TRECHO DO TEXTO:
╔══
O principal defensor do desenho é o secretário extraordinário de Reforma Tributária do Ministério da Fazenda, Bernard Appy − um dos maiores especialistas no debate sobre impostos sobre consumo no país e que foi chamado para integrar a equipe econômica do governo em um aceno de que a pauta da mudança de regime é uma prioridade da nova gestão.
O fim da desoneração de produtos da cesta básica e a implementação do “cashback” para os mais pobres, contudo, não é unanimidade no Congresso Nacional. A bancada ruralista, por exemplo, teme que o aumento de impostos sobre alimentos prejudique o setor.
A Frente Parlamentar Agropecuária (FPA) conta atualmente com 292 deputados federais e 41 senadores e é uma das mais coesas e atuantes na atual legislatura. Considerando que a reforma tributária em discussão é uma Proposta de Emenda à Constituição (PEC), com exigência de quórum mínimo de 3/5 em cada casa legislativa, é impossível aprová-la com a resistência do agro.
O Grupo de Trabalho criado na Câmara dos Deputados para discutir a reforma tributária aprovou, na semana passada, com voto favorável de 11 de seus 13 integrantes, um relatório com 12 diretrizes para a construção do substitutivo para a PEC em plenário.
Dentre uma série de pontos, o texto sugere alíquotas diferenciadas para bens e serviços relacionados a setores com saúde, educação, e transporte público coletivo urbano, semiurbano ou metropolitano e aviação regional, além da produção rural − em um aceno relevante ao setor. Além disso, o texto deixa em aberto a avaliação da possibilidade de se manter o tratamento diferenciado aos produtos da cesta básica.
Na seção que trata do “cashback”, o documento se limita a dizer que o Grupo de Trabalho “recomenda que se preveja um sistema de cashback, definindo-se posteriormente qual o público elegível a ser beneficiado, como instrumento para a implementação de progressividade na tributação do consumo”, e cita algumas contribuições dadas por integrantes do colegiado.
Durante a entrevista ao InfoMoney, Reginaldo Lopes disse que a oneração (ainda que parcial) de produtos da cesta básica e a devolução de impostos a grupos específicos da população seria uma política mais eficiente, já que parcelas mais ricas deixariam de ter benefício fiscal ao consumir tais itens.
O parlamentar diz que não defende o uso da alíquota padrão do novo modelo sobre os alimentos, mas que haja uma taxa intermediária, que poderia ser associada ao “cashback”. Os critérios para a população contemplada pelo benefício seriam definidos por lei complementar.
╚══
[Itens armazenados do conjunto de dados]
╔══
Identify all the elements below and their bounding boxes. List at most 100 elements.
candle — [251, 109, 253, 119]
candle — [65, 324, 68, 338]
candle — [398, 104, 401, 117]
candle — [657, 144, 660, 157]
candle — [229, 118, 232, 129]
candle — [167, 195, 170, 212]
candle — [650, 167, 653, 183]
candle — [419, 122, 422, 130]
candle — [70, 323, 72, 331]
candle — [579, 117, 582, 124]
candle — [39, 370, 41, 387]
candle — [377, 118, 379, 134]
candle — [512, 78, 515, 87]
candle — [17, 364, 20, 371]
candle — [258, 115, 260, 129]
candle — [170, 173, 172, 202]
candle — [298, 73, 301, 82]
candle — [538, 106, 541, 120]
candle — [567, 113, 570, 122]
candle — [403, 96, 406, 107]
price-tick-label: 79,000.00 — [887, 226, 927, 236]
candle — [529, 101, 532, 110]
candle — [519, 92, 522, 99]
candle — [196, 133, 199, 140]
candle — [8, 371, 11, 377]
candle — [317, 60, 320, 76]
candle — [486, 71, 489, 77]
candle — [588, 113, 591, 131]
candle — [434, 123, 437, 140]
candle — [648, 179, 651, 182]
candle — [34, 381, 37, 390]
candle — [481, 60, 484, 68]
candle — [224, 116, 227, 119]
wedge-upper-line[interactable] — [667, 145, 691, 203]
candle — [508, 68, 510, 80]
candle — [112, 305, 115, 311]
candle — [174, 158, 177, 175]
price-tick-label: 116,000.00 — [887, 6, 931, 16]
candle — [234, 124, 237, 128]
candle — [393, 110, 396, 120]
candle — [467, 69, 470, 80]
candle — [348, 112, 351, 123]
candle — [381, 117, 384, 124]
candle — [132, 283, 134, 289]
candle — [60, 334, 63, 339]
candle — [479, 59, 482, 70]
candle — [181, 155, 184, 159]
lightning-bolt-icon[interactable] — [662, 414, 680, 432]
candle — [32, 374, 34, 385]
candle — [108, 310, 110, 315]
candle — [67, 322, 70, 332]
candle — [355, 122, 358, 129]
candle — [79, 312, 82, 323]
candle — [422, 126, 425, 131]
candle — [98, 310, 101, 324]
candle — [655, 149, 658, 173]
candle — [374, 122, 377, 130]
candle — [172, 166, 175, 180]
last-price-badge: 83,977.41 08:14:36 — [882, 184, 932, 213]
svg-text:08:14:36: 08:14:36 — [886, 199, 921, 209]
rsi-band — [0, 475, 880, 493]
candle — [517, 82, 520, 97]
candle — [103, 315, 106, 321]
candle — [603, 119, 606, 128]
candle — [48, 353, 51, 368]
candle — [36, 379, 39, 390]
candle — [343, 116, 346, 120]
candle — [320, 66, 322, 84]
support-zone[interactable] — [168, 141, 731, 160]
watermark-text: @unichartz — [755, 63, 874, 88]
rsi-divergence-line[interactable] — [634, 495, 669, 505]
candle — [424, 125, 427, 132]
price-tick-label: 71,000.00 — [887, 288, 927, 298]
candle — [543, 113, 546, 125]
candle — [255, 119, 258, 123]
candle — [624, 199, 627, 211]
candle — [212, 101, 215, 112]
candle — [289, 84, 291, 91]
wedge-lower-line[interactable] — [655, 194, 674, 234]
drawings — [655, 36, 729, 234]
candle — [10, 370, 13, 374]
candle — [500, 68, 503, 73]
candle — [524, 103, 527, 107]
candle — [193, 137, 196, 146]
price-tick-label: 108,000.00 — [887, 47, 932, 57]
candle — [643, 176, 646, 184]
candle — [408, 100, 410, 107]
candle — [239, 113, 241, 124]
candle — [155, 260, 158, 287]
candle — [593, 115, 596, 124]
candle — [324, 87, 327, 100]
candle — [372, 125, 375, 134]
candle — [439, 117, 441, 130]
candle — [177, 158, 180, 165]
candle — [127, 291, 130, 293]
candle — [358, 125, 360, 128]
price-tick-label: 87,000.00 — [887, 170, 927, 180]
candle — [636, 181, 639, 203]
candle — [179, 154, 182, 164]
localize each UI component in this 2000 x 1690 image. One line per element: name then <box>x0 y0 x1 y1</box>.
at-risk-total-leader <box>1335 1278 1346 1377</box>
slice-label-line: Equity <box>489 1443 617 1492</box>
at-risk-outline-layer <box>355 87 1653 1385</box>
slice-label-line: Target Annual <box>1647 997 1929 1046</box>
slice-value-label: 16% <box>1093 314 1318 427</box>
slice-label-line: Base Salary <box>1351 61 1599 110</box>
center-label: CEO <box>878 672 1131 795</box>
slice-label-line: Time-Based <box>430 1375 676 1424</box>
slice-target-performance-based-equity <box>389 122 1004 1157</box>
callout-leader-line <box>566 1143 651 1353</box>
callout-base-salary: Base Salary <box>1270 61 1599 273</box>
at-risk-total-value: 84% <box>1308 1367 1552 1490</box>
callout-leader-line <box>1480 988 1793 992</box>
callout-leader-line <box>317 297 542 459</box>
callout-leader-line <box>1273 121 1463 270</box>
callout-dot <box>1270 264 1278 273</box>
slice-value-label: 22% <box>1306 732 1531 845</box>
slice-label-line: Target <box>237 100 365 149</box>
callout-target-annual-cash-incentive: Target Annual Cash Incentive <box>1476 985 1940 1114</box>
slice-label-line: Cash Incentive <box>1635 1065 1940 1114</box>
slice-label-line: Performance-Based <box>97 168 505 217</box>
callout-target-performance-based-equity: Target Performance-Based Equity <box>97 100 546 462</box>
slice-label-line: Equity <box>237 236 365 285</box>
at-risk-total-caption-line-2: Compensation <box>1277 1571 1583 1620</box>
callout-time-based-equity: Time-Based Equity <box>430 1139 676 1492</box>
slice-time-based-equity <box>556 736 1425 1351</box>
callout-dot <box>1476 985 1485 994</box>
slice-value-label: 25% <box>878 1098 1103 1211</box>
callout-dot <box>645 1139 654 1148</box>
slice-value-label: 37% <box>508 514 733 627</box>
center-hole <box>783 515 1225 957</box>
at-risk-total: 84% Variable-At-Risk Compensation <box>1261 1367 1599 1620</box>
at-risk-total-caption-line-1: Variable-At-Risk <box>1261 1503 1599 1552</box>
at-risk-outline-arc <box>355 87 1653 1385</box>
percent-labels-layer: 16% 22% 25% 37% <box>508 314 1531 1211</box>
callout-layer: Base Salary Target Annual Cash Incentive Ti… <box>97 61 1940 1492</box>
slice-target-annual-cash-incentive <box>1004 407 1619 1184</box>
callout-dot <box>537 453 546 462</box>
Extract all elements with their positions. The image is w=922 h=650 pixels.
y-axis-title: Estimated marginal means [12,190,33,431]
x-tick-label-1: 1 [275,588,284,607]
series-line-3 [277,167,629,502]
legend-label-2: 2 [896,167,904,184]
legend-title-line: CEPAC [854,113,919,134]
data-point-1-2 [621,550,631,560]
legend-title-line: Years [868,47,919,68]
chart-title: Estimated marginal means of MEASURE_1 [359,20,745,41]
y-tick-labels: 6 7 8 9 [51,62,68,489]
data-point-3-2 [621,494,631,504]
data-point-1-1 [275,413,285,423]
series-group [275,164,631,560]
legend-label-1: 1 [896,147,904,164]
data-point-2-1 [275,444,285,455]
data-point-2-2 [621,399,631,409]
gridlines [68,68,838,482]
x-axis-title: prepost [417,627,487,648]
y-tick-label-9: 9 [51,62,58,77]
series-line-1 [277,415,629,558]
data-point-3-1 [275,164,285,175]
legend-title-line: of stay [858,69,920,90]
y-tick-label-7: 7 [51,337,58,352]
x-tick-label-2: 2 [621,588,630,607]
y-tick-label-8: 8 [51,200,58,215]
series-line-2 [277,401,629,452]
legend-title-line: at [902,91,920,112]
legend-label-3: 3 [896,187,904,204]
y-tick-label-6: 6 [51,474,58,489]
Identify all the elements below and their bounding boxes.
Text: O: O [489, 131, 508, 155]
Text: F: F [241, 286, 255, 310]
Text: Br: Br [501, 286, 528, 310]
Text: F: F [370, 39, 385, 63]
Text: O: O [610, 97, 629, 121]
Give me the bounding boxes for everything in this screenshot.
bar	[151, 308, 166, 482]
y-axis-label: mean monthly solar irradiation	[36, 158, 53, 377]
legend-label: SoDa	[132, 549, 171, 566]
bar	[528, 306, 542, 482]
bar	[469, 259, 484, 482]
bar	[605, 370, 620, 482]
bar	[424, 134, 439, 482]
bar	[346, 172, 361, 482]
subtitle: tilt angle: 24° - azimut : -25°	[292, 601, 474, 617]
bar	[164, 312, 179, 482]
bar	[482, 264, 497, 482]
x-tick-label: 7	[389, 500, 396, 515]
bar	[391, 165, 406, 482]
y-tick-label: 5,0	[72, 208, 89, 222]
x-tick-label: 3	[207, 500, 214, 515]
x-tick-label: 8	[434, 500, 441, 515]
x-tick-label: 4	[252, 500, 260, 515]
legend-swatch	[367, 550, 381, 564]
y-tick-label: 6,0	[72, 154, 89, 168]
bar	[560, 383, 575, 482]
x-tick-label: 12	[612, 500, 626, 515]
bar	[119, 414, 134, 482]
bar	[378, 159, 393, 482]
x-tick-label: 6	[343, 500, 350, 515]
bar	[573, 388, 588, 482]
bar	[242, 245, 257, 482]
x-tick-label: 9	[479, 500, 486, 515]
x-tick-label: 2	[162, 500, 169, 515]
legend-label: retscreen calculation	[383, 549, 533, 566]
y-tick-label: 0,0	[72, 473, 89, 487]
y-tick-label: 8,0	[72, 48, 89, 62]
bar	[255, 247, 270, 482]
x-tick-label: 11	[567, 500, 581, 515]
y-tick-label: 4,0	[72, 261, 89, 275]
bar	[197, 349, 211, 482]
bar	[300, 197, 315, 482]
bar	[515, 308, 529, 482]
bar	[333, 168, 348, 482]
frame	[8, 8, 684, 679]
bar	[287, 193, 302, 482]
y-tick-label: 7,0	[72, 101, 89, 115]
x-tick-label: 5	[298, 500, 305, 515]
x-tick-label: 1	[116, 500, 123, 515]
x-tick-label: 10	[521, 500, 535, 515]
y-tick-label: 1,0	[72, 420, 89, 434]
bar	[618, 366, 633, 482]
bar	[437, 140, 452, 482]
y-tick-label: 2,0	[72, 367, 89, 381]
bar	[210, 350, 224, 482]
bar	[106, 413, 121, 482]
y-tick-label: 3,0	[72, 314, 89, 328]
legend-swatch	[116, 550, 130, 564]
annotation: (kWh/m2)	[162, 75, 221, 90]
╚══
SOBRE A TAREFA:
Responda, com base no texto sobre a reforma tributária acima:
1. Quantos deputados federais e quantos senadores compõem atualmente a Frente Parlamentar Agropecuária?
2. Quantos dos 13 integrantes do Grupo de Trabalho da Câmara votaram a favor do relatório?
3. Que tipo de lei definiria os critérios para a população contemplada pelo "cashback", segundo o parlamentar?

RESPOSTA À TAREFA:
1. 292 deputados federais e 41 senadores.
2. 11 integrantes.
3. Uma lei complementar.